Every entry here needs to be repeated exactly.
[Begin]
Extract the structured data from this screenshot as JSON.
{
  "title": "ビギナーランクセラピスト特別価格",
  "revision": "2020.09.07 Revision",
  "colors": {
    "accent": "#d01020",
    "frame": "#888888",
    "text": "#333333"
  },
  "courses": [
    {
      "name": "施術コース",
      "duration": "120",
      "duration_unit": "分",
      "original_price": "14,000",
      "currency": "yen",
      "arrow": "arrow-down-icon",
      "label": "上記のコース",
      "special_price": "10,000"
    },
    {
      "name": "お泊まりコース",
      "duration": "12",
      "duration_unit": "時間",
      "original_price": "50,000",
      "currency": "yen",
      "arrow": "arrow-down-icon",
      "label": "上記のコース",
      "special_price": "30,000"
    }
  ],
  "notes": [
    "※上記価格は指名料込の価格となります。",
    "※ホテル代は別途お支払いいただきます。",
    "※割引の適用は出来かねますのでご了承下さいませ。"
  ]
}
[End]
» **Solved exercise**
Extract the structured data from this screenshot as JSON.
{
  "title": "ビギナーランクセラピスト特別価格",
  "revision": "2020.09.07 Revision",
  "colors": {
    "accent": "#d01020",
    "frame": "#888888",
    "text": "#333333"
  },
  "courses": [
    {
      "name": "施術コース",
      "duration": "120",
      "duration_unit": "分",
      "original_price": "14,000",
      "currency": "yen",
      "arrow": "arrow-down-icon",
      "label": "上記のコース",
      "special_price": "10,000"
    },
    {
      "name": "お泊まりコース",
      "duration": "12",
      "duration_unit": "時間",
      "original_price": "50,000",
      "currency": "yen",
      "arrow": "arrow-down-icon",
      "label": "上記のコース",
      "special_price": "30,000"
    }
  ],
  "notes": [
    "※上記価格は指名料込の価格となります。",
    "※ホテル代は別途お支払いいただきます。",
    "※割引の適用は出来かねますのでご了承下さいませ。"
  ]
}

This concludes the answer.